13. RELATIONSHIP BETWEEN PARTIES. This Covenant does not evidence the
creation of nor shall it be construed as creating, a partnership or joint venture between the CRA
and Developer. No party can create any obligations or responsibility on behalf of the other or
bind the other in any manner. Each party is acting for its own account, and it has made its own
independent decisions to enter into this Covenant and as to whether the same is appropriate or
necessary. Each party acknowledges that none of the other parties hereto is acting as a fiduciary
for or an adviser to it in respect of this Covenant or any responsibility or obligation contemplated
herein. Developer further represents and acknowledges that no one was paid a fee, commission,
gift or other consideration by Developer or Developer's agents as an inducement to obtain the
Signage Approval or entering into this Covenant.
14. MISCELLANEOUS.
14.1 This Covenant shall be construed and governed in accordance with the
laws of the State of Florida. Venue shall be in Miami -Dade County, Florida. All of the parties
to this Covenant have participated fully in the negotiation and preparation hereof, and,
accordingly, this Agreement shall not be more strictly construed against any one of the parties
hereto.
◆ ◆ ◆ ◆ ◆ ◆ ◆
* [Written task]: Could you rewrite the stretch of the covenant excerpt from "13. RELATIONSHIP BETWEEN" through "14. MISCELLANEOUS.", swapping every "Developer" for "Owner"?

* [Source data]:
◆ ◆ ◆ ◆ ◆ ◆ ◆
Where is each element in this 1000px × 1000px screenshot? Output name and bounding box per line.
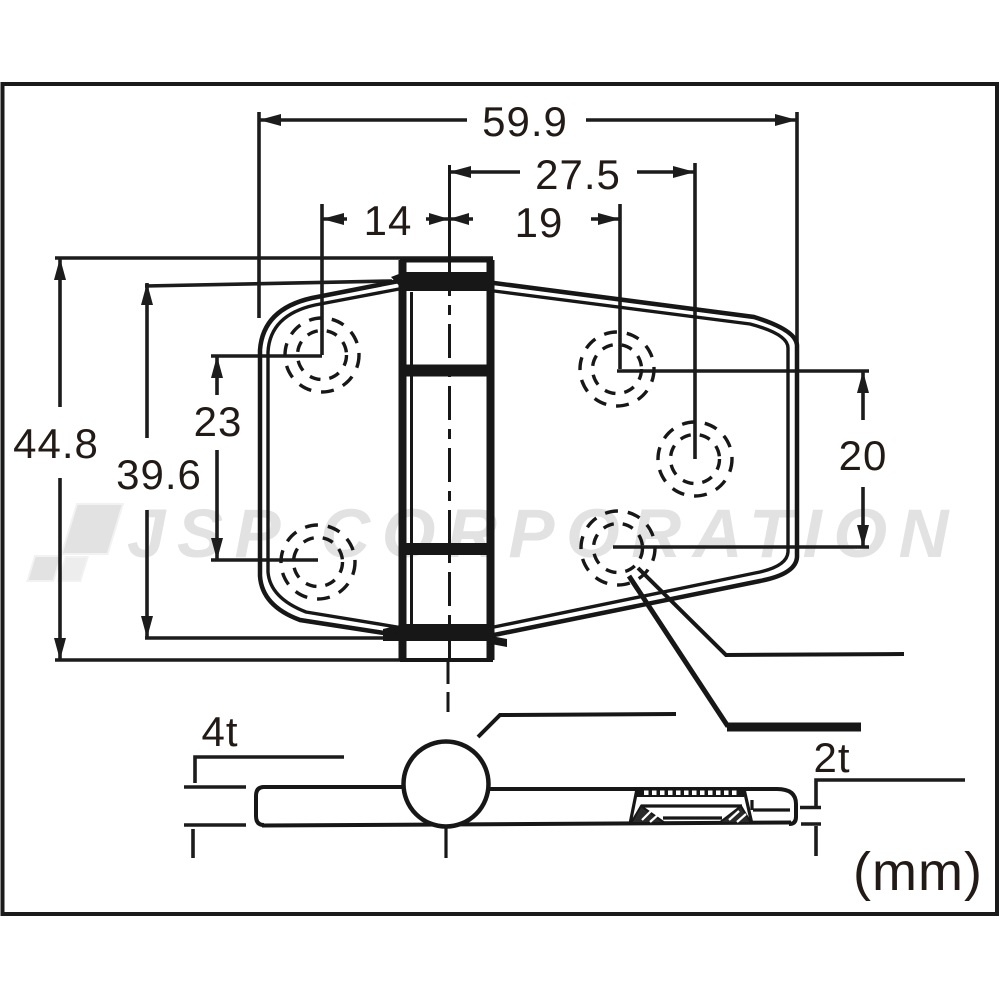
◆ ◆ ◆ ◆ ◆ ◆ ◆
* [Exercise output]:
13. RELATIONSHIP BETWEEN PARTIES. This Covenant does not evidence the
creation of nor shall it be construed as creating, a partnership or joint venture between the CRA
and Owner. No party can create any obligations or responsibility on behalf of the other or
bind the other in any manner. Each party is acting for its own account, and it has made its own
independent decisions to enter into this Covenant and as to whether the same is appropriate or
necessary. Each party acknowledges that none of the other parties hereto is acting as a fiduciary
for or an adviser to it in respect of this Covenant or any responsibility or obligation contemplated
herein. Owner further represents and acknowledges that no one was paid a fee, commission,
gift or other consideration by Owner or Owner's agents as an inducement to obtain the
Signage Approval or entering into this Covenant.
14. MISCELLANEOUS.